:: AIM OF THE EXERCISE ::
Reproduce each record below exactly as written.

#### SUPPLIED RECORDS

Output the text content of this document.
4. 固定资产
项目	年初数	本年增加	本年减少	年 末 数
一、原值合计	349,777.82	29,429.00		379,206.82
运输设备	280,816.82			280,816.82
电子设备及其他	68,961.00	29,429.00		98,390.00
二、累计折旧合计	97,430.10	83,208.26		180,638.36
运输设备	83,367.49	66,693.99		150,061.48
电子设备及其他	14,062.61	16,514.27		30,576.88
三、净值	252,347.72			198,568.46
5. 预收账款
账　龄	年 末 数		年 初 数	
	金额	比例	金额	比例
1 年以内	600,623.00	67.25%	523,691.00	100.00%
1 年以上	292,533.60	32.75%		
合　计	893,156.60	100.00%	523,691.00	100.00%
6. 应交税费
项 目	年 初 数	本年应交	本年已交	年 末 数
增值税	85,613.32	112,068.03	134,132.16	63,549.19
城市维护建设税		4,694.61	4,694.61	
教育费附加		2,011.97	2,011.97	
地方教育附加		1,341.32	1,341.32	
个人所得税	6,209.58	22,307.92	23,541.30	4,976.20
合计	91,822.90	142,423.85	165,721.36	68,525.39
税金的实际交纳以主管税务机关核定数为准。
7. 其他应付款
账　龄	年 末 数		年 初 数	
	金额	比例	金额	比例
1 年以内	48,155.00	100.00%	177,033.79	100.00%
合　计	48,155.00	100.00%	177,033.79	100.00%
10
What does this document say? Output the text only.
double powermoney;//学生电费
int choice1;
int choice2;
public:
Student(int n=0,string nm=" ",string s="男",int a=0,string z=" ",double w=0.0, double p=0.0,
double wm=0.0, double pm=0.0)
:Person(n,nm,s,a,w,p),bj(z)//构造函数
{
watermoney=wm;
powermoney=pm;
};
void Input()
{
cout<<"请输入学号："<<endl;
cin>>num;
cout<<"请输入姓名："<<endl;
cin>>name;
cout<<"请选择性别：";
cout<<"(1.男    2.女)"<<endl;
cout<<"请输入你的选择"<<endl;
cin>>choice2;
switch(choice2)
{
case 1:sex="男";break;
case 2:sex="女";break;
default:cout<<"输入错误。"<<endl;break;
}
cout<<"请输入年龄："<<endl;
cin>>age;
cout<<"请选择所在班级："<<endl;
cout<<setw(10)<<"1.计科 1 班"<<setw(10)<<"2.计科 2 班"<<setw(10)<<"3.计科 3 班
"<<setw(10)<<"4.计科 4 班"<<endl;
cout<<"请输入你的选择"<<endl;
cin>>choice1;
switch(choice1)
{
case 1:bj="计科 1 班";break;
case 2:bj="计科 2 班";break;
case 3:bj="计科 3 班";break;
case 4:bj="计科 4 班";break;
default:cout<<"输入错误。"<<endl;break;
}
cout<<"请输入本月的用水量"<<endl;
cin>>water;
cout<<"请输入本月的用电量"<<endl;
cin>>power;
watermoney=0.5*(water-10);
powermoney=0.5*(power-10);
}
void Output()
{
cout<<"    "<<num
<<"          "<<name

########

:: OUTPUT ::
Output the text content of this document.
4. 固定资产
项目	年初数	本年增加	本年减少	年 末 数
一、原值合计	349,777.82	29,429.00		379,206.82
运输设备	280,816.82			280,816.82
电子设备及其他	68,961.00	29,429.00		98,390.00
二、累计折旧合计	97,430.10	83,208.26		180,638.36
运输设备	83,367.49	66,693.99		150,061.48
电子设备及其他	14,062.61	16,514.27		30,576.88
三、净值	252,347.72			198,568.46
5. 预收账款
账　龄	年 末 数		年 初 数	
	金额	比例	金额	比例
1 年以内	600,623.00	67.25%	523,691.00	100.00%
1 年以上	292,533.60	32.75%		
合　计	893,156.60	100.00%	523,691.00	100.00%
6. 应交税费
项 目	年 初 数	本年应交	本年已交	年 末 数
增值税	85,613.32	112,068.03	134,132.16	63,549.19
城市维护建设税		4,694.61	4,694.61	
教育费附加		2,011.97	2,011.97	
地方教育附加		1,341.32	1,341.32	
个人所得税	6,209.58	22,307.92	23,541.30	4,976.20
合计	91,822.90	142,423.85	165,721.36	68,525.39
税金的实际交纳以主管税务机关核定数为准。
7. 其他应付款
账　龄	年 末 数		年 初 数	
	金额	比例	金额	比例
1 年以内	48,155.00	100.00%	177,033.79	100.00%
合　计	48,155.00	100.00%	177,033.79	100.00%
10
What does this document say? Output the text only.
double powermoney;//学生电费
int choice1;
int choice2;
public:
Student(int n=0,string nm=" ",string s="男",int a=0,string z=" ",double w=0.0, double p=0.0,
double wm=0.0, double pm=0.0)
:Person(n,nm,s,a,w,p),bj(z)//构造函数
{
watermoney=wm;
powermoney=pm;
};
void Input()
{
cout<<"请输入学号："<<endl;
cin>>num;
cout<<"请输入姓名："<<endl;
cin>>name;
cout<<"请选择性别：";
cout<<"(1.男    2.女)"<<endl;
cout<<"请输入你的选择"<<endl;
cin>>choice2;
switch(choice2)
{
case 1:sex="男";break;
case 2:sex="女";break;
default:cout<<"输入错误。"<<endl;break;
}
cout<<"请输入年龄："<<endl;
cin>>age;
cout<<"请选择所在班级："<<endl;
cout<<setw(10)<<"1.计科 1 班"<<setw(10)<<"2.计科 2 班"<<setw(10)<<"3.计科 3 班
"<<setw(10)<<"4.计科 4 班"<<endl;
cout<<"请输入你的选择"<<endl;
cin>>choice1;
switch(choice1)
{
case 1:bj="计科 1 班";break;
case 2:bj="计科 2 班";break;
case 3:bj="计科 3 班";break;
case 4:bj="计科 4 班";break;
default:cout<<"输入错误。"<<endl;break;
}
cout<<"请输入本月的用水量"<<endl;
cin>>water;
cout<<"请输入本月的用电量"<<endl;
cin>>power;
watermoney=0.5*(water-10);
powermoney=0.5*(power-10);
}
void Output()
{
cout<<"    "<<num
<<"          "<<name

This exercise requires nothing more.